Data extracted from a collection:
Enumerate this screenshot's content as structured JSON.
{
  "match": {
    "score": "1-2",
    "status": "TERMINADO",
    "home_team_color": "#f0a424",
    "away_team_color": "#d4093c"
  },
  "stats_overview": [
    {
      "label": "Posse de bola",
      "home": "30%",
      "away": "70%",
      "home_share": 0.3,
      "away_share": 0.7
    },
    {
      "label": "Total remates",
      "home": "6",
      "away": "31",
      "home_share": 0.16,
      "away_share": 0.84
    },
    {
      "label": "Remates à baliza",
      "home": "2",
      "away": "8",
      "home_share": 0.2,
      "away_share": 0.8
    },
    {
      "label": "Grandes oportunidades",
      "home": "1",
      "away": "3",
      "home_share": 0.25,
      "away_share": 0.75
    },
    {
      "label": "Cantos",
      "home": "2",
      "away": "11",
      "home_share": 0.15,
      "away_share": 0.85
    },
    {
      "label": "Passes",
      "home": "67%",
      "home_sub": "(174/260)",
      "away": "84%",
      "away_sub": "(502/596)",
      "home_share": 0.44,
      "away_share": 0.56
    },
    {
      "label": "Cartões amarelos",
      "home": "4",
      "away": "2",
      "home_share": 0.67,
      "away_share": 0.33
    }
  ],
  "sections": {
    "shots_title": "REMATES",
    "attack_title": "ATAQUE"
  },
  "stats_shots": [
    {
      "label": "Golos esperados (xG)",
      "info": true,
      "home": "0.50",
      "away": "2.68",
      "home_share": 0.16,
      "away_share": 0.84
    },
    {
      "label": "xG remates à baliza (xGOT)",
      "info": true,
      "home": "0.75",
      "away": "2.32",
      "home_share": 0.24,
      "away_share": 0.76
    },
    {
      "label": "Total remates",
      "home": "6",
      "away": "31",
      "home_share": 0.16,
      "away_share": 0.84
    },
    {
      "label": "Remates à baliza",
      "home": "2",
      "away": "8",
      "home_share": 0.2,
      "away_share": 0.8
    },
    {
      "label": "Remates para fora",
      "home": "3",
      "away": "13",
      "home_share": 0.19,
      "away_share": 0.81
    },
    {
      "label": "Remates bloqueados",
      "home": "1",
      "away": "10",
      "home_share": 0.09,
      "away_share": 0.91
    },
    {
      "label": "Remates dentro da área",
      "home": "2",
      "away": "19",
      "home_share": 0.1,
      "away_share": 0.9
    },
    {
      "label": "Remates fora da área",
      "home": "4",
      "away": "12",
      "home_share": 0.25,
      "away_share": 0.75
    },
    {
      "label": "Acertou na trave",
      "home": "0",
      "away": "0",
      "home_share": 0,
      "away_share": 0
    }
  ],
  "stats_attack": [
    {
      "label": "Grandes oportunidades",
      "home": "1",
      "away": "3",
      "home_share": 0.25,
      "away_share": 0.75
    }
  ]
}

Requirements: Of the lines in this listing, report how many contain the string "fora", and give the number only.

Task output: 2